## WORK TO DO
All entries below are to be set down again, identical to the source.

================

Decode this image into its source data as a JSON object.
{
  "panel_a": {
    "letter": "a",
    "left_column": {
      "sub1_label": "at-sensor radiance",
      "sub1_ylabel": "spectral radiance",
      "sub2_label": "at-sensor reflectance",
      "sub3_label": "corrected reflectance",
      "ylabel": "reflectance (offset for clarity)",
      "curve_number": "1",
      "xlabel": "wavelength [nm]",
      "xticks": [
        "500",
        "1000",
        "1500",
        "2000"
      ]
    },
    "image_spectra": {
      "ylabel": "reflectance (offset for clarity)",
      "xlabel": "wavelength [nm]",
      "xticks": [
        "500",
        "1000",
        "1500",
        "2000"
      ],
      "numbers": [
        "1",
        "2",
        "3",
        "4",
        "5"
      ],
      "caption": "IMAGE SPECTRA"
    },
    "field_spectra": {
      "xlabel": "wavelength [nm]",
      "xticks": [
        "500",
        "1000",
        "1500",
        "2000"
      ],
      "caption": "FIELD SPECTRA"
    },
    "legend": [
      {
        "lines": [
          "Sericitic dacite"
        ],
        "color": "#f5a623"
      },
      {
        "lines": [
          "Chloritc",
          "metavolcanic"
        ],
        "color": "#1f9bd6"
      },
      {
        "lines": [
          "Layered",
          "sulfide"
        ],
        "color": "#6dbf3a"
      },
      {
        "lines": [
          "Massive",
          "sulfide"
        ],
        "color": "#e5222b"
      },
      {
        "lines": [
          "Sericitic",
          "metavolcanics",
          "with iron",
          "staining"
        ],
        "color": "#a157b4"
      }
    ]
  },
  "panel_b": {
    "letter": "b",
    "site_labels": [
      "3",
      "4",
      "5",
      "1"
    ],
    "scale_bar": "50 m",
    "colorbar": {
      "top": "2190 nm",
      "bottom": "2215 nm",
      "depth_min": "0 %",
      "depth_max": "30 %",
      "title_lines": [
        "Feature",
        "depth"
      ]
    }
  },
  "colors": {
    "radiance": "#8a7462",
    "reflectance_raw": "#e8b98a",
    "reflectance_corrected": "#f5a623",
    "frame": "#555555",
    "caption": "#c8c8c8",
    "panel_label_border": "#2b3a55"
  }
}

================

## REPLY
Decode this image into its source data as a JSON object.
{
  "panel_a": {
    "letter": "a",
    "left_column": {
      "sub1_label": "at-sensor radiance",
      "sub1_ylabel": "spectral radiance",
      "sub2_label": "at-sensor reflectance",
      "sub3_label": "corrected reflectance",
      "ylabel": "reflectance (offset for clarity)",
      "curve_number": "1",
      "xlabel": "wavelength [nm]",
      "xticks": [
        "500",
        "1000",
        "1500",
        "2000"
      ]
    },
    "image_spectra": {
      "ylabel": "reflectance (offset for clarity)",
      "xlabel": "wavelength [nm]",
      "xticks": [
        "500",
        "1000",
        "1500",
        "2000"
      ],
      "numbers": [
        "1",
        "2",
        "3",
        "4",
        "5"
      ],
      "caption": "IMAGE SPECTRA"
    },
    "field_spectra": {
      "xlabel": "wavelength [nm]",
      "xticks": [
        "500",
        "1000",
        "1500",
        "2000"
      ],
      "caption": "FIELD SPECTRA"
    },
    "legend": [
      {
        "lines": [
          "Sericitic dacite"
        ],
        "color": "#f5a623"
      },
      {
        "lines": [
          "Chloritc",
          "metavolcanic"
        ],
        "color": "#1f9bd6"
      },
      {
        "lines": [
          "Layered",
          "sulfide"
        ],
        "color": "#6dbf3a"
      },
      {
        "lines": [
          "Massive",
          "sulfide"
        ],
        "color": "#e5222b"
      },
      {
        "lines": [
          "Sericitic",
          "metavolcanics",
          "with iron",
          "staining"
        ],
        "color": "#a157b4"
      }
    ]
  },
  "panel_b": {
    "letter": "b",
    "site_labels": [
      "3",
      "4",
      "5",
      "1"
    ],
    "scale_bar": "50 m",
    "colorbar": {
      "top": "2190 nm",
      "bottom": "2215 nm",
      "depth_min": "0 %",
      "depth_max": "30 %",
      "title_lines": [
        "Feature",
        "depth"
      ]
    }
  },
  "colors": {
    "radiance": "#8a7462",
    "reflectance_raw": "#e8b98a",
    "reflectance_corrected": "#f5a623",
    "frame": "#555555",
    "caption": "#c8c8c8",
    "panel_label_border": "#2b3a55"
  }
}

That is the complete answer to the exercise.